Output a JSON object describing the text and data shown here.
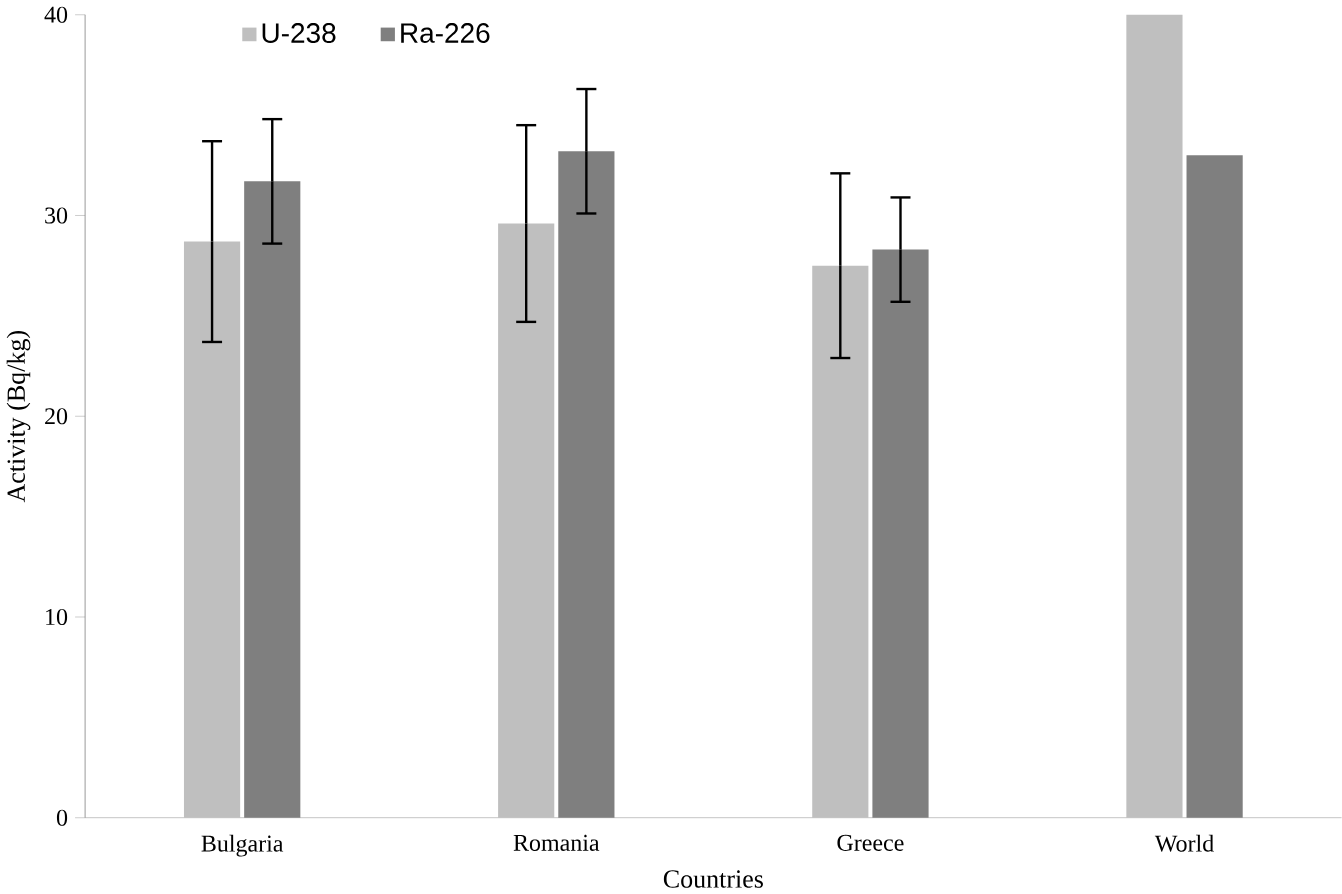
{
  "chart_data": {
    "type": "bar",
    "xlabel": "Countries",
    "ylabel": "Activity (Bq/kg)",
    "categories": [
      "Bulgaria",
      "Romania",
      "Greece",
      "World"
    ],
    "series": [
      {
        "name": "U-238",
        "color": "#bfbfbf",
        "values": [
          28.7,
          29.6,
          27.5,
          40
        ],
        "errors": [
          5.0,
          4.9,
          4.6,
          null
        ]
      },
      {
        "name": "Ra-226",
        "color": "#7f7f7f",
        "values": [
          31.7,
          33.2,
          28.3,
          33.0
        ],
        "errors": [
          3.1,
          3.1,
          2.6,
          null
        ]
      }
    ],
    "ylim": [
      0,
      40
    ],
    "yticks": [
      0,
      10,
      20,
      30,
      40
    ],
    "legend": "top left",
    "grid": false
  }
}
---*---
What is asked: Leave out all pictures, then copy the remaining material exactly.

Result of the task:
Output a JSON object describing the text and data shown here.
{
  "chart_data": {
    "type": "bar",
    "xlabel": "Countries",
    "ylabel": "Activity (Bq/kg)",
    "categories": [
      "Bulgaria",
      "Romania",
      "Greece",
      "World"
    ],
    "series": [
      {
        "name": "U-238",
        "color": "#bfbfbf",
        "values": [
          28.7,
          29.6,
          27.5,
          40
        ],
        "errors": [
          5.0,
          4.9,
          4.6,
          null
        ]
      },
      {
        "name": "Ra-226",
        "color": "#7f7f7f",
        "values": [
          31.7,
          33.2,
          28.3,
          33.0
        ],
        "errors": [
          3.1,
          3.1,
          2.6,
          null
        ]
      }
    ],
    "ylim": [
      0,
      40
    ],
    "yticks": [
      0,
      10,
      20,
      30,
      40
    ],
    "legend": "top left",
    "grid": false
  }
}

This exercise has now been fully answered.